#### [Exercise description]
Single out each line with the word "προθέσεις" and copy it.

═════ Raw records

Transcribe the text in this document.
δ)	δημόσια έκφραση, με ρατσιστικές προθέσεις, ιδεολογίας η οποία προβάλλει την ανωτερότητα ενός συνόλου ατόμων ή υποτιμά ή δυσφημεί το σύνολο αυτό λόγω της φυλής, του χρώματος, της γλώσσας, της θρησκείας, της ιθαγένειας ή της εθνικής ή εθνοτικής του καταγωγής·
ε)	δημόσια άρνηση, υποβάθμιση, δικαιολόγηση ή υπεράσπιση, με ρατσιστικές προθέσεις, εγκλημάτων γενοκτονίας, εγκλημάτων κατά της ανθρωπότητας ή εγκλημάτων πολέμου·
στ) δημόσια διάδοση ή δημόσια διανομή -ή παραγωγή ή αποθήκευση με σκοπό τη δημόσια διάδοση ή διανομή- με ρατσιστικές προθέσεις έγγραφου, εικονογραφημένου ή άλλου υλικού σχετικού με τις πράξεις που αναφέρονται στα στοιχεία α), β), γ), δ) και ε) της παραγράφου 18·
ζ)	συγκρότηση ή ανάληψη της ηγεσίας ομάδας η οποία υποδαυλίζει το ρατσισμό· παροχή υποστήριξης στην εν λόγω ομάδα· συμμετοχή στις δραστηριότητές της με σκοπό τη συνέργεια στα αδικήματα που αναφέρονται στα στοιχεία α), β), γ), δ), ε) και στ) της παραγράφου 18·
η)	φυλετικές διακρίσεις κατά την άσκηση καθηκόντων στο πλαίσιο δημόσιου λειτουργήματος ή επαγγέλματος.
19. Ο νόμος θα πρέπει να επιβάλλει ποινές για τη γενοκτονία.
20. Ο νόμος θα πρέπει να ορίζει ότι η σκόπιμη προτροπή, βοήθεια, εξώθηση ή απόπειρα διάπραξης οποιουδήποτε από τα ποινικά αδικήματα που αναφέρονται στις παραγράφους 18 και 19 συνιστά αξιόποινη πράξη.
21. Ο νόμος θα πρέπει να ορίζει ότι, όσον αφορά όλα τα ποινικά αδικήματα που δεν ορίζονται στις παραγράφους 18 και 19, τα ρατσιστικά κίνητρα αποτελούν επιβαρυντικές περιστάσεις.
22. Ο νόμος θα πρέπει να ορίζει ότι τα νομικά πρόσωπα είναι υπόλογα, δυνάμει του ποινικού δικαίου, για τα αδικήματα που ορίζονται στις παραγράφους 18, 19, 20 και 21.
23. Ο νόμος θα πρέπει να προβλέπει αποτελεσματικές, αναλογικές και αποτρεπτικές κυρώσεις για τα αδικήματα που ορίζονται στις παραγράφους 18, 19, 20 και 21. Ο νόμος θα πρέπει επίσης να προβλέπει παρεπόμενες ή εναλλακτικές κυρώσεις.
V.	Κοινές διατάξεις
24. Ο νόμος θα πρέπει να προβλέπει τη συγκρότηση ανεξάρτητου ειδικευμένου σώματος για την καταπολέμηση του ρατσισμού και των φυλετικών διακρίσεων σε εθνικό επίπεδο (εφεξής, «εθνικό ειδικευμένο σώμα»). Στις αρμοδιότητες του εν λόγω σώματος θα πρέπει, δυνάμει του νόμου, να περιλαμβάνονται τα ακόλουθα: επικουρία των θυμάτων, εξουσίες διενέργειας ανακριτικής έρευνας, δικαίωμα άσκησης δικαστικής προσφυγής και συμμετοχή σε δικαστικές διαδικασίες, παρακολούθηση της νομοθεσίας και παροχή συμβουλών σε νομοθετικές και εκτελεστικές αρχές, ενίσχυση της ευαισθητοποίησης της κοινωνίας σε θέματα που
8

══════════

#### [Solution for this problem]
δ)	δημόσια έκφραση, με ρατσιστικές προθέσεις, ιδεολογίας η οποία προβάλλει την ανωτερότητα ενός συνόλου ατόμων ή υποτιμά ή δυσφημεί το σύνολο αυτό λόγω της φυλής, του χρώματος, της γλώσσας, της θρησκείας, της ιθαγένειας ή της εθνικής ή εθνοτικής του καταγωγής·
ε)	δημόσια άρνηση, υποβάθμιση, δικαιολόγηση ή υπεράσπιση, με ρατσιστικές προθέσεις, εγκλημάτων γενοκτονίας, εγκλημάτων κατά της ανθρωπότητας ή εγκλημάτων πολέμου·
στ) δημόσια διάδοση ή δημόσια διανομή -ή παραγωγή ή αποθήκευση με σκοπό τη δημόσια διάδοση ή διανομή- με ρατσιστικές προθέσεις έγγραφου, εικονογραφημένου ή άλλου υλικού σχετικού με τις πράξεις που αναφέρονται στα στοιχεία α), β), γ), δ) και ε) της παραγράφου 18·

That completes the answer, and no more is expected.